What you need to do
Select, from the data, each line where "проживание" occurs.

Supplied records
┄┄┄┄┄┄

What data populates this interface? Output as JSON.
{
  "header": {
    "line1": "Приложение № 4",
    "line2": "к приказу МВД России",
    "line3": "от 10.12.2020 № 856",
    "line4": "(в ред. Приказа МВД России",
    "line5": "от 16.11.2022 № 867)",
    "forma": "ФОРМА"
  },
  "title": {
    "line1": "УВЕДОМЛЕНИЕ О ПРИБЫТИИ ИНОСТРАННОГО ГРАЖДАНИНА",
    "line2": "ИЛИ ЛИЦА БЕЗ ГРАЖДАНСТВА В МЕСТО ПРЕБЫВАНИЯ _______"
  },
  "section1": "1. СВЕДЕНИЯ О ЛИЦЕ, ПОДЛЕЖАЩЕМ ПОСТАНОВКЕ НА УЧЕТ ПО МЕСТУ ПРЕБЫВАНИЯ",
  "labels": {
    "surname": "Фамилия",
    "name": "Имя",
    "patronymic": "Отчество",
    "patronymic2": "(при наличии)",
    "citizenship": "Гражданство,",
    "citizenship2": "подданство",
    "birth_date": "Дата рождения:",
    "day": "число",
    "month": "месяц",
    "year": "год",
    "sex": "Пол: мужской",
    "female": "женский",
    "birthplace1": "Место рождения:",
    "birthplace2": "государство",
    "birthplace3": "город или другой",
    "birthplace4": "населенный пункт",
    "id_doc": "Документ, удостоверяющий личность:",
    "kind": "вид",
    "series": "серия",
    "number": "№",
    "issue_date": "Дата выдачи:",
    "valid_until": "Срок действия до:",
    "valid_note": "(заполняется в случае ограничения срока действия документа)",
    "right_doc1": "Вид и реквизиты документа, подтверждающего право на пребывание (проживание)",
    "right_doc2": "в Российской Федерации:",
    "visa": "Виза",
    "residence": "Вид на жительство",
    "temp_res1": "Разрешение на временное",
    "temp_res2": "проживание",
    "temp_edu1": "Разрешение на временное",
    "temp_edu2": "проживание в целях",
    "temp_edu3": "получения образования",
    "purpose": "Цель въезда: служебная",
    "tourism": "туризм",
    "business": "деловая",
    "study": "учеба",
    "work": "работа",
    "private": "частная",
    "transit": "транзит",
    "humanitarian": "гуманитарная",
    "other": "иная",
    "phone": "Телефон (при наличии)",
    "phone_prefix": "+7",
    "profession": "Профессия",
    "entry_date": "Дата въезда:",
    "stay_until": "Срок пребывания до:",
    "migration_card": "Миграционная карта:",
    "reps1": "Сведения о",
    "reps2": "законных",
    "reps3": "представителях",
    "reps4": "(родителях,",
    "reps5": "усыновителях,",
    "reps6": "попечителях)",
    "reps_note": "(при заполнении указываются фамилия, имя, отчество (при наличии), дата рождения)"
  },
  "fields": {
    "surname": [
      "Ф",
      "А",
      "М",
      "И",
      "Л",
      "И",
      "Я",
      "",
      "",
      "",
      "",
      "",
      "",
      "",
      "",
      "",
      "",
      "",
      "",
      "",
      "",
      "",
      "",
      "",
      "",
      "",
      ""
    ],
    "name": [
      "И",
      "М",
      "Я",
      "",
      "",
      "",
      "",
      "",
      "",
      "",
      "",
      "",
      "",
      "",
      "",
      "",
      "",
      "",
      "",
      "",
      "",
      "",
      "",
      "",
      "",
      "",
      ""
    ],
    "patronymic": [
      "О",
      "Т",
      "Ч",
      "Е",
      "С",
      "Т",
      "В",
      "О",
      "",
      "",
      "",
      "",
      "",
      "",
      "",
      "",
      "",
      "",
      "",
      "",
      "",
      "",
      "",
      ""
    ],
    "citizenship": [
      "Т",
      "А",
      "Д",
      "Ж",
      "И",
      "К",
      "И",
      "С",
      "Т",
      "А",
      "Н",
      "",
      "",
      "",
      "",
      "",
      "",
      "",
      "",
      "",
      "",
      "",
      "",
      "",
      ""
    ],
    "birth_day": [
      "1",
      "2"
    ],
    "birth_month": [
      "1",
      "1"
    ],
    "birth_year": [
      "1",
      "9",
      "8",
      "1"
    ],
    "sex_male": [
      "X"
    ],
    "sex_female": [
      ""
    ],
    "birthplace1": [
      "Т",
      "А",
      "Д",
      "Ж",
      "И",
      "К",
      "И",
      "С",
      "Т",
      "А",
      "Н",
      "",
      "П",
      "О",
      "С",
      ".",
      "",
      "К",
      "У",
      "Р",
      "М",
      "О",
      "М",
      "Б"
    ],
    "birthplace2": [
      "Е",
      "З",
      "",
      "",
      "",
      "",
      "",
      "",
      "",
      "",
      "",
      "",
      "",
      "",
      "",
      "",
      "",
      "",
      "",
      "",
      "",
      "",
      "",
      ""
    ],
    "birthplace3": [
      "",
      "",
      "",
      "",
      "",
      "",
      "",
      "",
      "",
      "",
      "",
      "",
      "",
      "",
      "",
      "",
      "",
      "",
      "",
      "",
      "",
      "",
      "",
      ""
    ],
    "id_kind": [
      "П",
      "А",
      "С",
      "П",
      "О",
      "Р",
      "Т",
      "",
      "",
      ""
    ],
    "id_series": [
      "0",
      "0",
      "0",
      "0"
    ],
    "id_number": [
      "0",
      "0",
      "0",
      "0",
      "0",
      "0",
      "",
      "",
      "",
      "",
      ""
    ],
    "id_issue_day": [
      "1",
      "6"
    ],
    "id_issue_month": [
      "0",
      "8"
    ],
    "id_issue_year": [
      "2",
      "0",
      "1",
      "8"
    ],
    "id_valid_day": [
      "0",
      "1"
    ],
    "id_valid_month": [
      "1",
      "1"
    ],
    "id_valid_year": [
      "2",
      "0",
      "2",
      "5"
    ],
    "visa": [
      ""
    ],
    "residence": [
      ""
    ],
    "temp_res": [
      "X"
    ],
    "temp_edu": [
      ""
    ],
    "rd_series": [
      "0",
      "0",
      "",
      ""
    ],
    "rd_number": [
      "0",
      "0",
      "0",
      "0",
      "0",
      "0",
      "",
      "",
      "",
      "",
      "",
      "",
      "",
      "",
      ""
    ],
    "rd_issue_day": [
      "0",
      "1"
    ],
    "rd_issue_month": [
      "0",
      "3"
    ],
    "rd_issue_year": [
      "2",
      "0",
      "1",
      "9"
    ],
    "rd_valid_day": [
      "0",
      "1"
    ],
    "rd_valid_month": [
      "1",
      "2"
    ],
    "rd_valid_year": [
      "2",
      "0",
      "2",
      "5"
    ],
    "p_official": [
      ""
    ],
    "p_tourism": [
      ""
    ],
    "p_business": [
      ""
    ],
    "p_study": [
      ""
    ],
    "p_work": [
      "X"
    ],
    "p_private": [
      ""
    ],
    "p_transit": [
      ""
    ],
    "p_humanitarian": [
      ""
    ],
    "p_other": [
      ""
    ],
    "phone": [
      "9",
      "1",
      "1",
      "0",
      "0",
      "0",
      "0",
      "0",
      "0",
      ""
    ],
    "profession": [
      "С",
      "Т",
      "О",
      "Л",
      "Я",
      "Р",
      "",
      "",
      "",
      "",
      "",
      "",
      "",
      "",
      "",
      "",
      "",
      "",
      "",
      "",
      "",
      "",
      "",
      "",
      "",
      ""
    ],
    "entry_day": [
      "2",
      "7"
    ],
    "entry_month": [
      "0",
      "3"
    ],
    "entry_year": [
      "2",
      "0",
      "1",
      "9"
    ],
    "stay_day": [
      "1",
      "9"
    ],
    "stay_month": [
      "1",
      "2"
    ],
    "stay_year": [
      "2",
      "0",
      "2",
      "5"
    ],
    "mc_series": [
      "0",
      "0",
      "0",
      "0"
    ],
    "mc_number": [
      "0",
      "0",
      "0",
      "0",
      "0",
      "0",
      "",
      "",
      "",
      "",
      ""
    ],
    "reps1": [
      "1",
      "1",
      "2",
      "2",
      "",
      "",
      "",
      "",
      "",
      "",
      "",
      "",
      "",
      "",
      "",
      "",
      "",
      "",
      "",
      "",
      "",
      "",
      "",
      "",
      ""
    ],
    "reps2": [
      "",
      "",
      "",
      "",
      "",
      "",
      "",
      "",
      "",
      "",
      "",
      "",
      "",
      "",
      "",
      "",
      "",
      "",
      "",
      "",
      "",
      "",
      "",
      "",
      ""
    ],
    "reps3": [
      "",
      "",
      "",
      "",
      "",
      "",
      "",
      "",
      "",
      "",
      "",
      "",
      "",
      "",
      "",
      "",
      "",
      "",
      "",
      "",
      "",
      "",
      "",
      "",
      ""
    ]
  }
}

┄┄┄┄┄┄

Solution
    "right_doc1": "Вид и реквизиты документа, подтверждающего право на пребывание (проживание)",
    "temp_res2": "проживание",
    "temp_edu2": "проживание в целях",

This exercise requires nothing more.